◆ **Data for processing**
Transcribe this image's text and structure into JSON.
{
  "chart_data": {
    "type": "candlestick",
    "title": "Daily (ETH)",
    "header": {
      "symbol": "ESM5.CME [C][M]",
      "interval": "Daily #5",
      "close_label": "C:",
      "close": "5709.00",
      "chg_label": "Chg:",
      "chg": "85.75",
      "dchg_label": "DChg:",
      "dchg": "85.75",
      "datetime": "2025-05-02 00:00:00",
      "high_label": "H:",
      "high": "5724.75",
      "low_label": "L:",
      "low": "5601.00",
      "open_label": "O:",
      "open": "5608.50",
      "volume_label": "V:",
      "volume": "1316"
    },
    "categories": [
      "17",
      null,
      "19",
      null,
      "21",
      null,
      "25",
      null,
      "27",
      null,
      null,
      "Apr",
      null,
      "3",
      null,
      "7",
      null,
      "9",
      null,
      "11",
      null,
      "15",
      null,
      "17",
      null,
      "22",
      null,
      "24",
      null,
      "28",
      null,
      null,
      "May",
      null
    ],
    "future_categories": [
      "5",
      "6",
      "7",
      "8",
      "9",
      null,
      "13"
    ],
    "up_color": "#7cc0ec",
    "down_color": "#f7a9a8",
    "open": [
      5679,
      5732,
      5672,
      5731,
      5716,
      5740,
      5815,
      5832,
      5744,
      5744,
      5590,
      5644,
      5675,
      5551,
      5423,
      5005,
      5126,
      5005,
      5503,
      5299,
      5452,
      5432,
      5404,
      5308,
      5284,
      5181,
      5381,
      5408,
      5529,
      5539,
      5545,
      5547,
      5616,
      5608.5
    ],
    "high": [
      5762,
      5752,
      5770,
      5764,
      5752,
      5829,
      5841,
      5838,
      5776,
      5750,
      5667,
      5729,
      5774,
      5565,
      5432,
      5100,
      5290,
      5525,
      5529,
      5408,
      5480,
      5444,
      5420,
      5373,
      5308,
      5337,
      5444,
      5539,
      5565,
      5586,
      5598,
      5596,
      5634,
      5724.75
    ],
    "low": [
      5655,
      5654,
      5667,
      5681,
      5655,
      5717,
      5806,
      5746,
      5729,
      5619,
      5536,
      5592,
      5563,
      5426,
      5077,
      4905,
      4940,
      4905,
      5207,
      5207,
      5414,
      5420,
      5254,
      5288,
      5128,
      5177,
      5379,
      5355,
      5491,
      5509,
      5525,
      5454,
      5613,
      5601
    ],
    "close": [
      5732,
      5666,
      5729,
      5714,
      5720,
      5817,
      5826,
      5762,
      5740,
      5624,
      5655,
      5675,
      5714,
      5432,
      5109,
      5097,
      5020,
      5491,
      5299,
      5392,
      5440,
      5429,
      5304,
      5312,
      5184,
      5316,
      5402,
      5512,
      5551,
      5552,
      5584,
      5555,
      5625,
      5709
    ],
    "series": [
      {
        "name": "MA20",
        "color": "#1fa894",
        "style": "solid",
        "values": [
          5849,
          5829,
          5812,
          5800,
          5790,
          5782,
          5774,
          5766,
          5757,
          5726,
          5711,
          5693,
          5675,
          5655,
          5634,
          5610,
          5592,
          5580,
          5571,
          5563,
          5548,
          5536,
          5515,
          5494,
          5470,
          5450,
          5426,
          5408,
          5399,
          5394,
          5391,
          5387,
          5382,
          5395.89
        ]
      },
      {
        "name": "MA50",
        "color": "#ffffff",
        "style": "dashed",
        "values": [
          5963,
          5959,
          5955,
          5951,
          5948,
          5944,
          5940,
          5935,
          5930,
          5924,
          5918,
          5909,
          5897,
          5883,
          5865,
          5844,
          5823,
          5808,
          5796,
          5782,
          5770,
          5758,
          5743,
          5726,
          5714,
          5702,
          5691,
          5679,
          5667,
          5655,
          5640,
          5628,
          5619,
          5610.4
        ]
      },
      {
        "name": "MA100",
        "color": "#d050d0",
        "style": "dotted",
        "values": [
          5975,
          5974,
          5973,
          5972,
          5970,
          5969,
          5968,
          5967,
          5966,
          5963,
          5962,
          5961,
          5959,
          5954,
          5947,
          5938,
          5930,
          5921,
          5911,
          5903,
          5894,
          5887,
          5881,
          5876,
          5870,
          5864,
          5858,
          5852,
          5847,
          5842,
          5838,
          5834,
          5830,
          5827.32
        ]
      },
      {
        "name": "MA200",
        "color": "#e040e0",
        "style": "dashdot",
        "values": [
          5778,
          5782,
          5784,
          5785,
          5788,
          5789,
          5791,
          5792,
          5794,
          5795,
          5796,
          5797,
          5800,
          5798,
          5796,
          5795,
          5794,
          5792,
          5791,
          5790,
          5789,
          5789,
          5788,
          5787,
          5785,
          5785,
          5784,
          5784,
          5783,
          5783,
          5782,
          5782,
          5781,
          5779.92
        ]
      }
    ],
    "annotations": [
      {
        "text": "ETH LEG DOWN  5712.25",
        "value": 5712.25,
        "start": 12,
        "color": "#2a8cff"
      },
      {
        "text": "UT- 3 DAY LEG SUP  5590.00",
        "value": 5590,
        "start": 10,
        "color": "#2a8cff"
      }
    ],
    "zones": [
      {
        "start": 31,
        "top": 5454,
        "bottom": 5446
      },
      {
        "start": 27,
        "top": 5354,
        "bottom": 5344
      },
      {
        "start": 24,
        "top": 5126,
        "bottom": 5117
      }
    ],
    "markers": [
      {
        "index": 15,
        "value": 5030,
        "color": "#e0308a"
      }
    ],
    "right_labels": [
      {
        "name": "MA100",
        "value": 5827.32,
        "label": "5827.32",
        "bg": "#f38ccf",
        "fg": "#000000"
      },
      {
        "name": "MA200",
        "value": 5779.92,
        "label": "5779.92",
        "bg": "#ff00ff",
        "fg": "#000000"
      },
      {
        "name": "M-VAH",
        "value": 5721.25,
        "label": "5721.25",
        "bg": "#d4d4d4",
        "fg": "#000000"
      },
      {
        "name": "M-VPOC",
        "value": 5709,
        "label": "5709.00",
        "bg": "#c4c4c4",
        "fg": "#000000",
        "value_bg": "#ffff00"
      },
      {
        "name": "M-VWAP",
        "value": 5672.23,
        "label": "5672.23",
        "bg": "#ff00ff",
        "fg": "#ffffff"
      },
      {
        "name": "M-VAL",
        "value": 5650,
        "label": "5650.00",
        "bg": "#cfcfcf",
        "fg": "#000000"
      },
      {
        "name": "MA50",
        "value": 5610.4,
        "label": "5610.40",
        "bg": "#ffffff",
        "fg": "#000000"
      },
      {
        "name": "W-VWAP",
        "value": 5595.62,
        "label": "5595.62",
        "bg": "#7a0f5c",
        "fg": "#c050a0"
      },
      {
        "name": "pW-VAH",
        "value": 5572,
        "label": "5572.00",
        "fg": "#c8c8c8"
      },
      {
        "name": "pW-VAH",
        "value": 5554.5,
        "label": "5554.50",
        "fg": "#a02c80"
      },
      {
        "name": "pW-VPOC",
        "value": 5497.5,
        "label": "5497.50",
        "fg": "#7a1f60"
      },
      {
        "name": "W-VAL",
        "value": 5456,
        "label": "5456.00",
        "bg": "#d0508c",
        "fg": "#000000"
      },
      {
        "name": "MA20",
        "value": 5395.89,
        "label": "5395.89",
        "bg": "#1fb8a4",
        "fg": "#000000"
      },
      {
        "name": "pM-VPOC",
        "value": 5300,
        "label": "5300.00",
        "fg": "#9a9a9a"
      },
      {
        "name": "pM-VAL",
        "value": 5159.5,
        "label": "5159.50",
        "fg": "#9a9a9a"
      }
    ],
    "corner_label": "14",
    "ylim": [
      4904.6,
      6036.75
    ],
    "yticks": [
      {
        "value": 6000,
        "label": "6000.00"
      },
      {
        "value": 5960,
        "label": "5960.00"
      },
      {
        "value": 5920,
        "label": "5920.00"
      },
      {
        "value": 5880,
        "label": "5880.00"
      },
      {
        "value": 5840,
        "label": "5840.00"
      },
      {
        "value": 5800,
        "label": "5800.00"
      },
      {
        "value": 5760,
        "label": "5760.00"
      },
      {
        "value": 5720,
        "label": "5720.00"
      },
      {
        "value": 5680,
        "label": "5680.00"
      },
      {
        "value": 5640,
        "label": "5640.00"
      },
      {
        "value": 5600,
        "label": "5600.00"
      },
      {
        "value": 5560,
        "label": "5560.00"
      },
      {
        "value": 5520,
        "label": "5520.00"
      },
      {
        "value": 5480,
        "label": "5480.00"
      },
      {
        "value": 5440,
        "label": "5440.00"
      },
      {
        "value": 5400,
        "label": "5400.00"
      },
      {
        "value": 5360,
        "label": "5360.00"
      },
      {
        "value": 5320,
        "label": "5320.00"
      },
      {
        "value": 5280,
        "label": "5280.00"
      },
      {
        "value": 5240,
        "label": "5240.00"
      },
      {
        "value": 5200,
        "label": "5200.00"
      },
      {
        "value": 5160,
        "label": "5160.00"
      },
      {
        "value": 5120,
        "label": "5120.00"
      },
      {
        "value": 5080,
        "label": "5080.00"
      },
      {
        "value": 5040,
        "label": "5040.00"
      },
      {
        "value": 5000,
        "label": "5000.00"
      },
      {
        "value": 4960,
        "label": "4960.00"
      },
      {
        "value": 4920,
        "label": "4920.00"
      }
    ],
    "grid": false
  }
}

◆ **Directions for this task**
Provide only the number of lines in the records containing the string "start".

◆ **Solution for this task**
5